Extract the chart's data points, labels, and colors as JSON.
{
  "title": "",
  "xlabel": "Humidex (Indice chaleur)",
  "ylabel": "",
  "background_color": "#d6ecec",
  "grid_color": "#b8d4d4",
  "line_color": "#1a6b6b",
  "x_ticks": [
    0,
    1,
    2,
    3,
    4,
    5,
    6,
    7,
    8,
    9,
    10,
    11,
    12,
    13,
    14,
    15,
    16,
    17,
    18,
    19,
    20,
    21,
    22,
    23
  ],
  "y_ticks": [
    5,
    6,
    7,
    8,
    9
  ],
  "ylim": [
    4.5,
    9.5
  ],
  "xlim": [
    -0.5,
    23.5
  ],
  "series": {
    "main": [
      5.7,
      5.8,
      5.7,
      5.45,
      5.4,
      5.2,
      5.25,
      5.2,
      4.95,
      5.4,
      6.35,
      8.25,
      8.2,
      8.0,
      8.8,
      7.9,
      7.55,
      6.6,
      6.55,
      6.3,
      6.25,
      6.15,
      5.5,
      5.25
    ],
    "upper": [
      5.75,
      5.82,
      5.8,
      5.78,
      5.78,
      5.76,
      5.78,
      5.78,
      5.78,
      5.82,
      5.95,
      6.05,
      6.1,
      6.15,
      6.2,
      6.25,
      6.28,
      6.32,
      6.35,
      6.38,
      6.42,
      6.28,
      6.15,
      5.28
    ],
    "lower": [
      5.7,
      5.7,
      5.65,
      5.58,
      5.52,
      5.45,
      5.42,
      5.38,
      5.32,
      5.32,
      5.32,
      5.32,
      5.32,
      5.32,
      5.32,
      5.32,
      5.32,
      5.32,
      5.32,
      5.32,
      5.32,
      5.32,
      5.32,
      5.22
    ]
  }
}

* * * * * * *

### [YOUR TASK]
Your task is to retype all the records above with nothing left out.

### [RESPONSE TO THIS TASK]
Extract the chart's data points, labels, and colors as JSON.
{
  "title": "",
  "xlabel": "Humidex (Indice chaleur)",
  "ylabel": "",
  "background_color": "#d6ecec",
  "grid_color": "#b8d4d4",
  "line_color": "#1a6b6b",
  "x_ticks": [
    0,
    1,
    2,
    3,
    4,
    5,
    6,
    7,
    8,
    9,
    10,
    11,
    12,
    13,
    14,
    15,
    16,
    17,
    18,
    19,
    20,
    21,
    22,
    23
  ],
  "y_ticks": [
    5,
    6,
    7,
    8,
    9
  ],
  "ylim": [
    4.5,
    9.5
  ],
  "xlim": [
    -0.5,
    23.5
  ],
  "series": {
    "main": [
      5.7,
      5.8,
      5.7,
      5.45,
      5.4,
      5.2,
      5.25,
      5.2,
      4.95,
      5.4,
      6.35,
      8.25,
      8.2,
      8.0,
      8.8,
      7.9,
      7.55,
      6.6,
      6.55,
      6.3,
      6.25,
      6.15,
      5.5,
      5.25
    ],
    "upper": [
      5.75,
      5.82,
      5.8,
      5.78,
      5.78,
      5.76,
      5.78,
      5.78,
      5.78,
      5.82,
      5.95,
      6.05,
      6.1,
      6.15,
      6.2,
      6.25,
      6.28,
      6.32,
      6.35,
      6.38,
      6.42,
      6.28,
      6.15,
      5.28
    ],
    "lower": [
      5.7,
      5.7,
      5.65,
      5.58,
      5.52,
      5.45,
      5.42,
      5.38,
      5.32,
      5.32,
      5.32,
      5.32,
      5.32,
      5.32,
      5.32,
      5.32,
      5.32,
      5.32,
      5.32,
      5.32,
      5.32,
      5.32,
      5.32,
      5.22
    ]
  }
}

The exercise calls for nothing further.